Problem
Using the entries below, return word for word the lines from the one containing "Output a JSON" up to and including the last.

───

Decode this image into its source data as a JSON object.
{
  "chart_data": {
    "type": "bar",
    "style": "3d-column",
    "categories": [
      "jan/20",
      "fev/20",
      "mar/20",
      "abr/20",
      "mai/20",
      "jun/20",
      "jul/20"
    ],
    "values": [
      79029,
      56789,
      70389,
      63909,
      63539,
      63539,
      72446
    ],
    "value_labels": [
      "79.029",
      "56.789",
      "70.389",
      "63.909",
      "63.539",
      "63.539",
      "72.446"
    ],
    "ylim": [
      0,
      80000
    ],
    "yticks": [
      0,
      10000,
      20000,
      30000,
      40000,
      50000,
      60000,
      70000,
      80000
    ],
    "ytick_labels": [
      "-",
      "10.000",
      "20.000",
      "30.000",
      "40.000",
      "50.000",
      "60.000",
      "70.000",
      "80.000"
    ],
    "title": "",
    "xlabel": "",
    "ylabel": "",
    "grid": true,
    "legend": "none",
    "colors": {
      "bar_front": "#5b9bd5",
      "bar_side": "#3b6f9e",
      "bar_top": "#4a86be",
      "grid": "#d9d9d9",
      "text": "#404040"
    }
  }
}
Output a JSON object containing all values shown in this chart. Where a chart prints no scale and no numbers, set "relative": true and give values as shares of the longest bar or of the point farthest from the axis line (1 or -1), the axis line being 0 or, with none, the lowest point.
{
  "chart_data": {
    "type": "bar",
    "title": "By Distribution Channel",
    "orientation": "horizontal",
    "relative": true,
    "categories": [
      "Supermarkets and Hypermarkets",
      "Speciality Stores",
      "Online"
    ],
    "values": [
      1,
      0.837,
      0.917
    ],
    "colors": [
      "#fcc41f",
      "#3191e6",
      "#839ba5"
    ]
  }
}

───

Task output
Output a JSON object containing all values shown in this chart. Where a chart prints no scale and no numbers, set "relative": true and give values as shares of the longest bar or of the point farthest from the axis line (1 or -1), the axis line being 0 or, with none, the lowest point.
{
  "chart_data": {
    "type": "bar",
    "title": "By Distribution Channel",
    "orientation": "horizontal",
    "relative": true,
    "categories": [
      "Supermarkets and Hypermarkets",
      "Speciality Stores",
      "Online"
    ],
    "values": [
      1,
      0.837,
      0.917
    ],
    "colors": [
      "#fcc41f",
      "#3191e6",
      "#839ba5"
    ]
  }
}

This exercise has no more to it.